## THE PROBLEM
Which lines hold the word "possible"? Copy each one.

## STORED RECORDS
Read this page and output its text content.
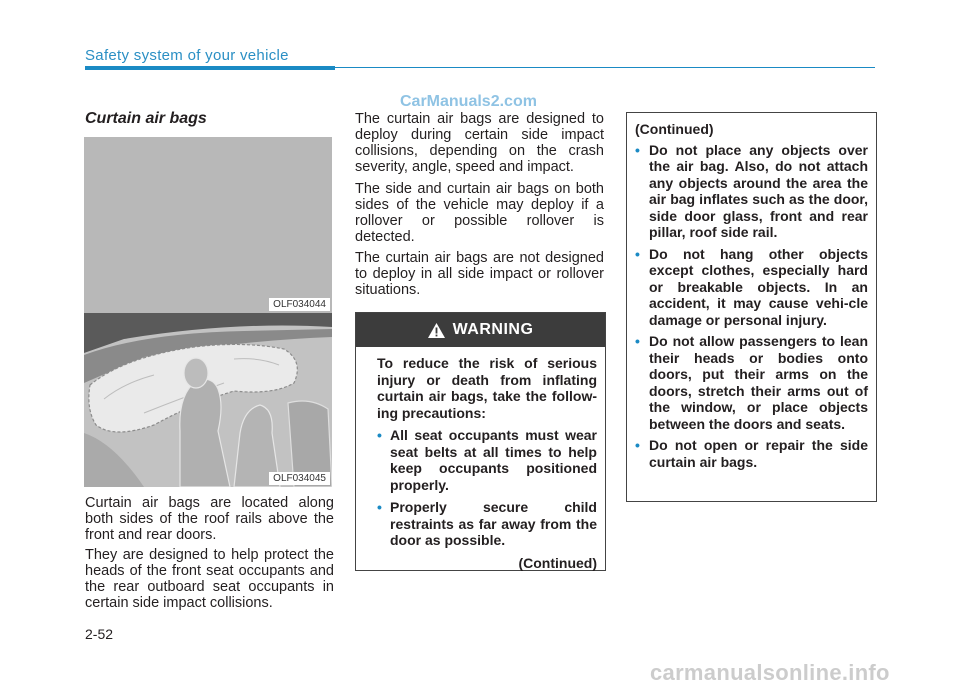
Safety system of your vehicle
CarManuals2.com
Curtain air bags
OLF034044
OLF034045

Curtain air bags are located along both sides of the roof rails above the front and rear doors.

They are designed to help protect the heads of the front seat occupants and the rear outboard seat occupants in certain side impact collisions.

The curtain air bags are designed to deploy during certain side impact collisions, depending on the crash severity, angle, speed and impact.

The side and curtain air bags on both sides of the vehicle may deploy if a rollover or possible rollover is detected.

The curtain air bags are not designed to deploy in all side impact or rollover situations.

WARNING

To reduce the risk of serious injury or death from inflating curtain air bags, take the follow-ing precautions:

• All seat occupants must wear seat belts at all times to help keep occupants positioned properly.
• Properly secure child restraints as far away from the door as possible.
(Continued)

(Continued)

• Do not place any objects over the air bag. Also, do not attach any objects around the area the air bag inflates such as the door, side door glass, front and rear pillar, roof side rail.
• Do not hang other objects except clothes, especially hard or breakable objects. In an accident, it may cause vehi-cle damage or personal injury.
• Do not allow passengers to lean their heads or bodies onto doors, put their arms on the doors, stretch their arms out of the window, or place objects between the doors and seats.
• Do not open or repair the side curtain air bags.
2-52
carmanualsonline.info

* * *

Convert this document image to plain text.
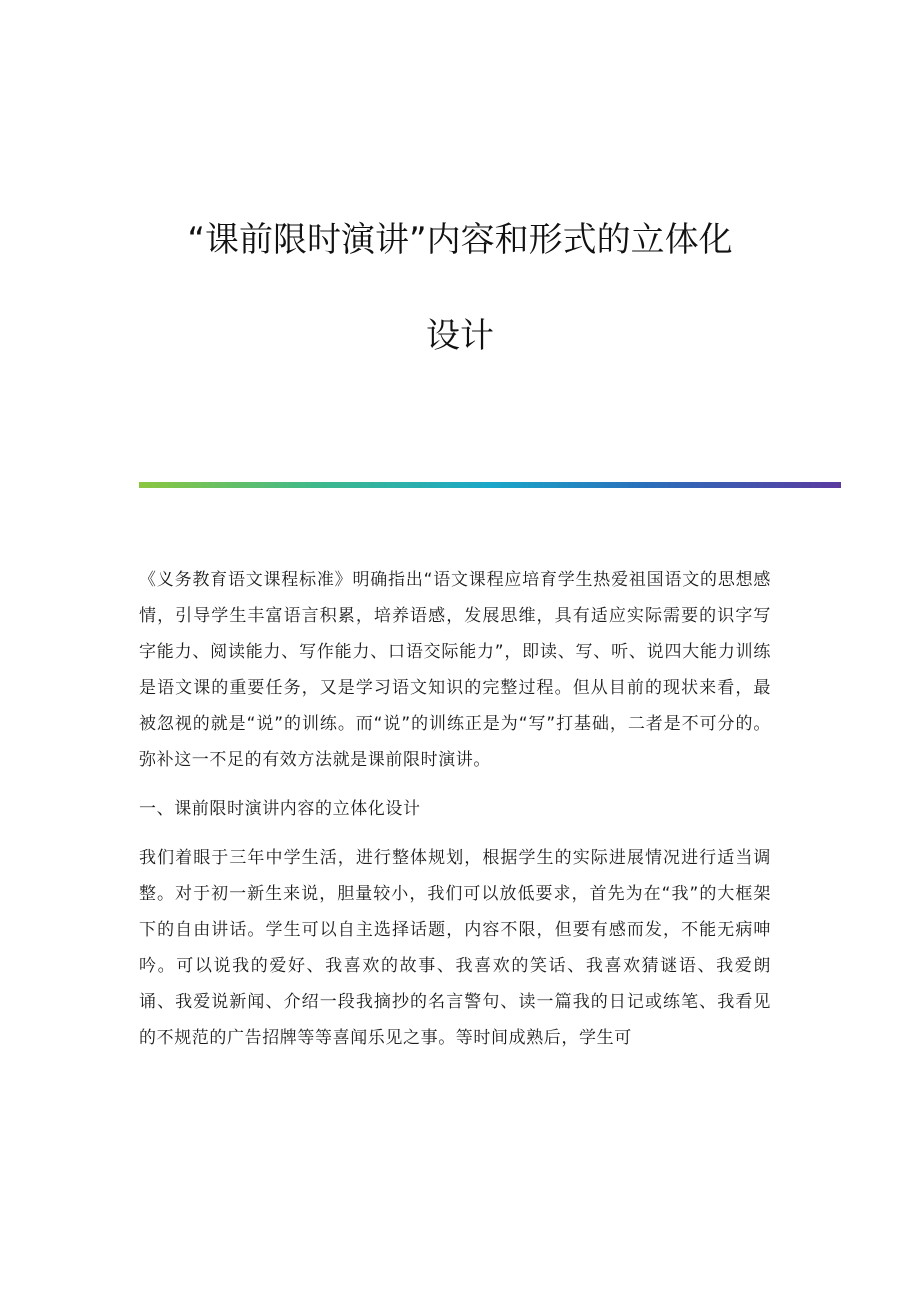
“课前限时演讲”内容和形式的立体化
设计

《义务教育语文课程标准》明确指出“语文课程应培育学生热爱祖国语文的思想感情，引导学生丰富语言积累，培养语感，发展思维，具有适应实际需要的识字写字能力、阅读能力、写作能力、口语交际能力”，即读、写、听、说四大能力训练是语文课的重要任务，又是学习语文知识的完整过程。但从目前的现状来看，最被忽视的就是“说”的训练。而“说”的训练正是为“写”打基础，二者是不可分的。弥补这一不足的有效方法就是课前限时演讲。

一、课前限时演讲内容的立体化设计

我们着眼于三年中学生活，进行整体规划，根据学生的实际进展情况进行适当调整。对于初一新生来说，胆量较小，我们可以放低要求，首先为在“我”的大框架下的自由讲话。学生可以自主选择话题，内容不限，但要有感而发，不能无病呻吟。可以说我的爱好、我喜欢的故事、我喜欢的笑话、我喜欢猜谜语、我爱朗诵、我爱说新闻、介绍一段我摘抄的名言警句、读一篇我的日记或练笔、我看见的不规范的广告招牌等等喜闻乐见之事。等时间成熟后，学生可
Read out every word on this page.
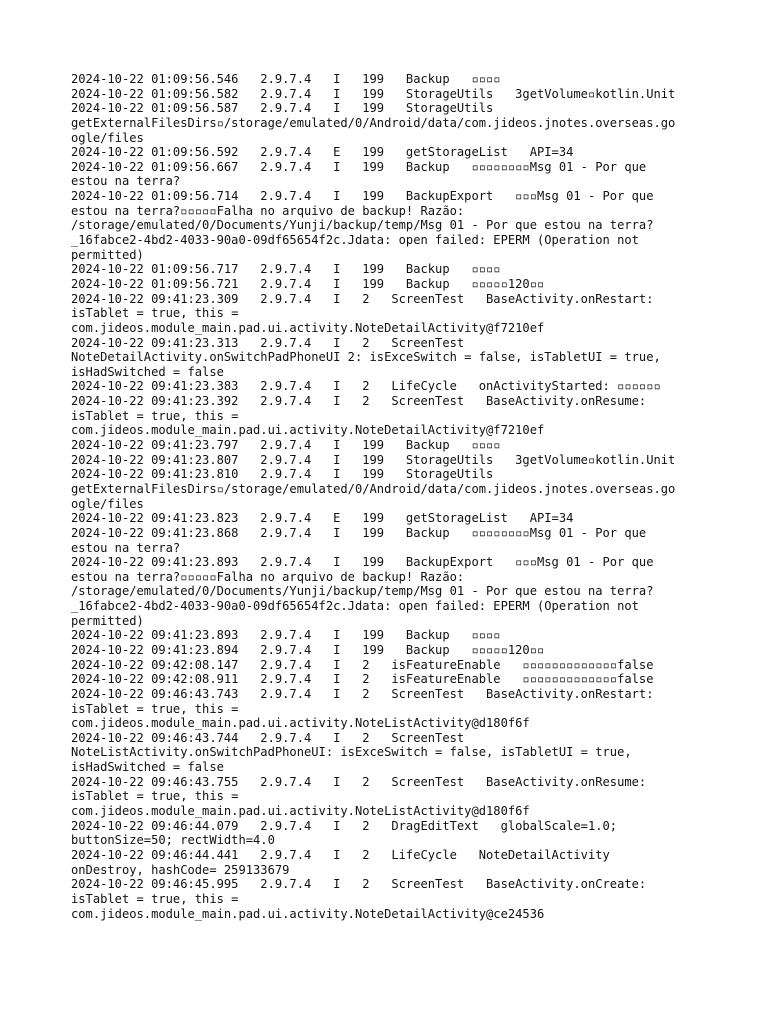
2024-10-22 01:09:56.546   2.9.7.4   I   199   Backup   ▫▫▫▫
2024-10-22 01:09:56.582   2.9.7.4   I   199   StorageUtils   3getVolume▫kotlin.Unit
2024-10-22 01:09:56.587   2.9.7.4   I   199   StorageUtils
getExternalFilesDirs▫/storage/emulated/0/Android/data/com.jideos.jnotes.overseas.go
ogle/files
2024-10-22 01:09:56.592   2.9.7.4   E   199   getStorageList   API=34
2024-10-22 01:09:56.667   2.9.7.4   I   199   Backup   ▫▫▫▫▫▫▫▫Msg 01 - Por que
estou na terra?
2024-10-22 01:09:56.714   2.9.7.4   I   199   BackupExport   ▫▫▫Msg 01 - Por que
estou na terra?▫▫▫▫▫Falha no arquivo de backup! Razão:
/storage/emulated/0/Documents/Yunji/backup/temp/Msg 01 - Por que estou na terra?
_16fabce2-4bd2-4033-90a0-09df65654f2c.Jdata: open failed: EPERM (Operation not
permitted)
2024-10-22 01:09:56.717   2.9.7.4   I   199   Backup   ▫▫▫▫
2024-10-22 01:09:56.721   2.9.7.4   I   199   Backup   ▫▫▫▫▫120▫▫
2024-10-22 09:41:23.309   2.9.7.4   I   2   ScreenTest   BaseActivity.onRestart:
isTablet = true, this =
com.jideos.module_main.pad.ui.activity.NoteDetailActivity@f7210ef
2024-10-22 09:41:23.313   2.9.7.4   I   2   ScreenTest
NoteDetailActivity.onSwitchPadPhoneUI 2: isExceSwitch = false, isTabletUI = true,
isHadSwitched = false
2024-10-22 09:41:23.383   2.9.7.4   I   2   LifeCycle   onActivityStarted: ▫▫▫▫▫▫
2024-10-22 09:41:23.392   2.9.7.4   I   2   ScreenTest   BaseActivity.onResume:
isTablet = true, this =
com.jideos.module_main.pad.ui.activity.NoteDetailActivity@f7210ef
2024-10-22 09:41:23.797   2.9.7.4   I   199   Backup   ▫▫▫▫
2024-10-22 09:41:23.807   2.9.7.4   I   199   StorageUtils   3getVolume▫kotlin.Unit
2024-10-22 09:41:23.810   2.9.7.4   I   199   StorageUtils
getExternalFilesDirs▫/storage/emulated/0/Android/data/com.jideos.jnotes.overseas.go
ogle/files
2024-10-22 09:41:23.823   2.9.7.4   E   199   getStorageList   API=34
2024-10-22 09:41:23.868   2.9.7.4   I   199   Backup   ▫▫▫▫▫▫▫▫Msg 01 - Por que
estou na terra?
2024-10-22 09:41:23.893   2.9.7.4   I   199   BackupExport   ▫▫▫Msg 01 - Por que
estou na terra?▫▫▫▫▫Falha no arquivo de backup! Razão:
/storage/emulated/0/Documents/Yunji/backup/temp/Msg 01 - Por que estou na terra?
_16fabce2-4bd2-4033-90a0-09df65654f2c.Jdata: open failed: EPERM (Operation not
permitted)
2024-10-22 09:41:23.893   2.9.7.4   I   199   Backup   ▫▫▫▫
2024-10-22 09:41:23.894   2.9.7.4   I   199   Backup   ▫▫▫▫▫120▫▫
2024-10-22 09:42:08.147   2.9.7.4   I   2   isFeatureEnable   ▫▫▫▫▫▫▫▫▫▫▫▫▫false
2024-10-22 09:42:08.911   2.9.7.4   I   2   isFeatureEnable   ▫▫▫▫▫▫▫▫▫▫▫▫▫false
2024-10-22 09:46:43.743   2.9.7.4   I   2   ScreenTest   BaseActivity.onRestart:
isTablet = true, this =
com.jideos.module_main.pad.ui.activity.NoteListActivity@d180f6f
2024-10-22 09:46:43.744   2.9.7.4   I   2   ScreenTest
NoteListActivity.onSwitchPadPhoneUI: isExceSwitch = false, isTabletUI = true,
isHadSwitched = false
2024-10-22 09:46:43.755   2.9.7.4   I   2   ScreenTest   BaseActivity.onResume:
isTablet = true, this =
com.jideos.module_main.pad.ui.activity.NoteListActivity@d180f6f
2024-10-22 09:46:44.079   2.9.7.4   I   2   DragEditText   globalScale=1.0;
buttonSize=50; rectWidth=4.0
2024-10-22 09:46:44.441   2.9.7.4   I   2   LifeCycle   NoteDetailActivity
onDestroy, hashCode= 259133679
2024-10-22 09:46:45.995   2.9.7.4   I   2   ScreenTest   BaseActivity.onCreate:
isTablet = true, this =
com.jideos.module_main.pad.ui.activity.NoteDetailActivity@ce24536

==

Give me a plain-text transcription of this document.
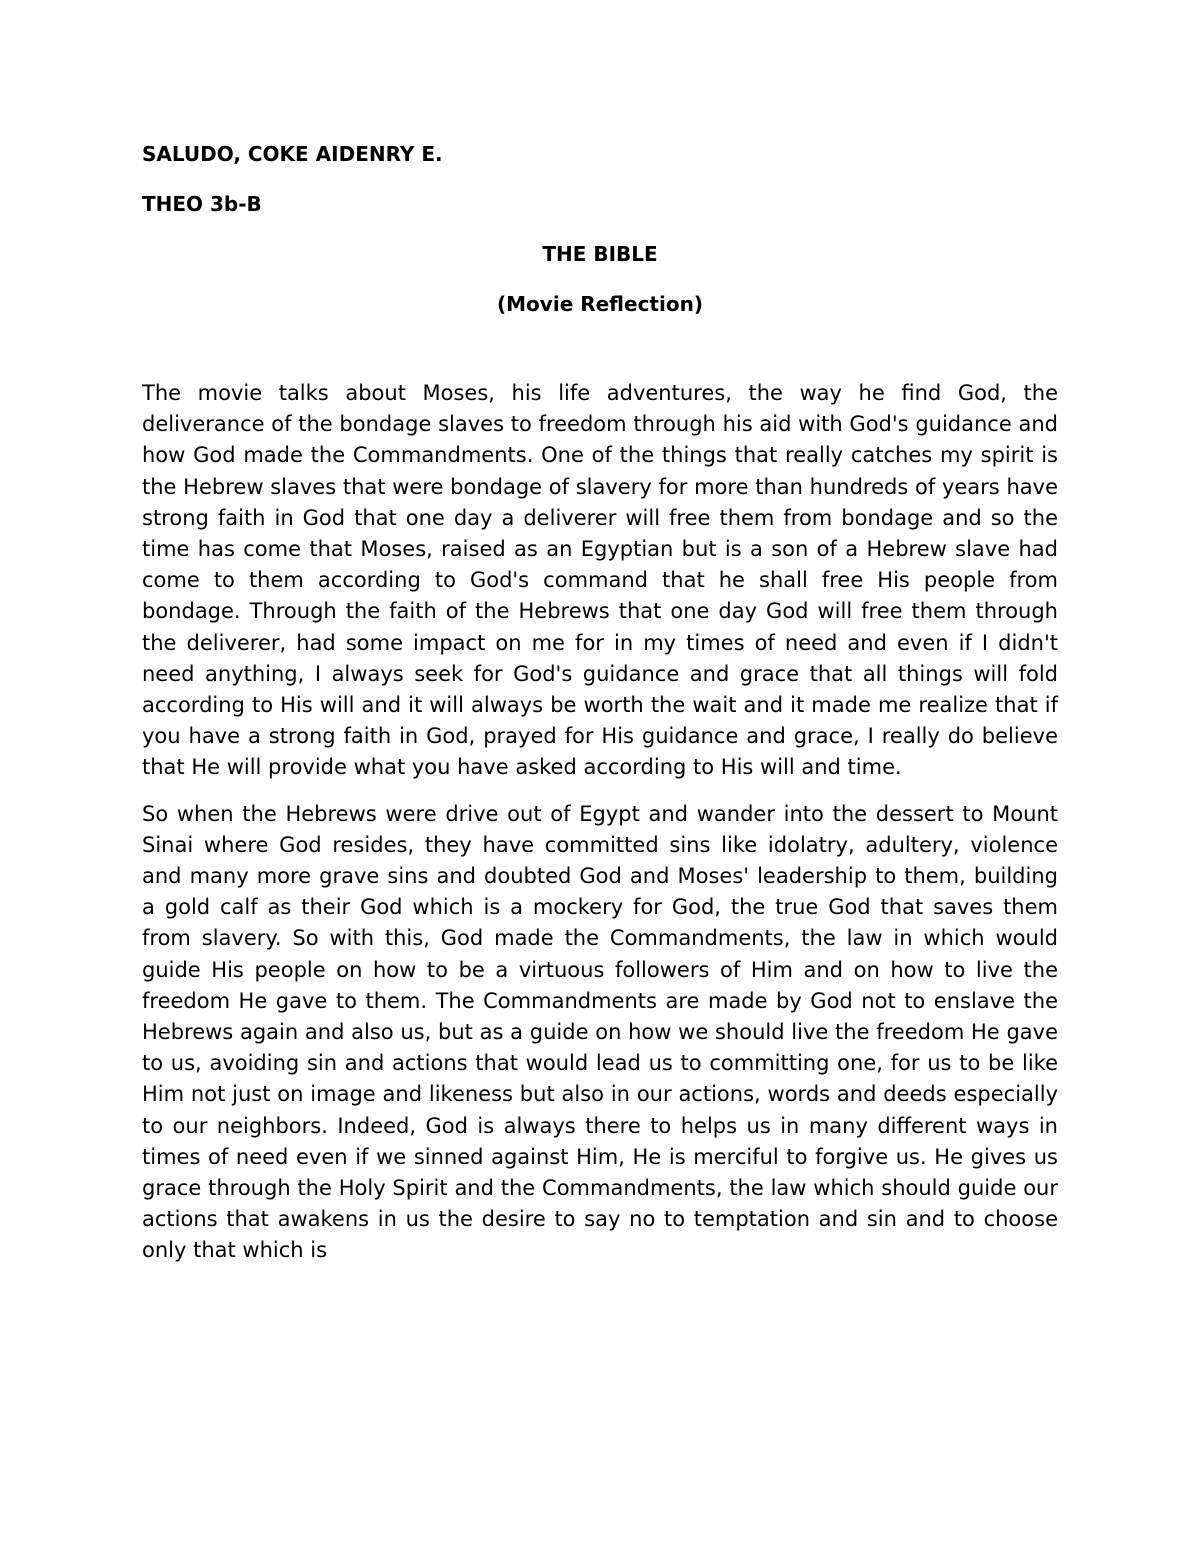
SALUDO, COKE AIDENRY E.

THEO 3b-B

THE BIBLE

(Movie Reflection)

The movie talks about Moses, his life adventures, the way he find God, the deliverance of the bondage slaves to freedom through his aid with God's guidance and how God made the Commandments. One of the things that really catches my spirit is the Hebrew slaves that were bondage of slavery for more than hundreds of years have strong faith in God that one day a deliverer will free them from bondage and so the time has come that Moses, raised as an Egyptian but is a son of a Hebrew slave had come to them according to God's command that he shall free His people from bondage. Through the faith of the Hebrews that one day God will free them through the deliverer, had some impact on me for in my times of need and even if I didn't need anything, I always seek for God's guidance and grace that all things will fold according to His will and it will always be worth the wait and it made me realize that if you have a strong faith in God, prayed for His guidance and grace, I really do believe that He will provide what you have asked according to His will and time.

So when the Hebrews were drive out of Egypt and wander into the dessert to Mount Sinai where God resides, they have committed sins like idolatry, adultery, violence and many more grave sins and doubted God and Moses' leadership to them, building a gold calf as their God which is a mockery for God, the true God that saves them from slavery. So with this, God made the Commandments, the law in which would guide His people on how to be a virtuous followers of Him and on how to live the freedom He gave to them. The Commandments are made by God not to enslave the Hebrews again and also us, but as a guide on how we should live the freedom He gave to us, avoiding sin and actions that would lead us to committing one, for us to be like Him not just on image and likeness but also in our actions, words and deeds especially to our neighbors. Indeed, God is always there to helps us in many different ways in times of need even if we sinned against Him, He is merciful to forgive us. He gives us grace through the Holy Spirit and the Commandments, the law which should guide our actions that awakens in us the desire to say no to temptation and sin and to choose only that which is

## WRITTEN REPLY
The side and curtain air bags on both sides of the vehicle may deploy if a rollover or possible rollover is detected.
• Properly secure child restraints as far away from the door as possible.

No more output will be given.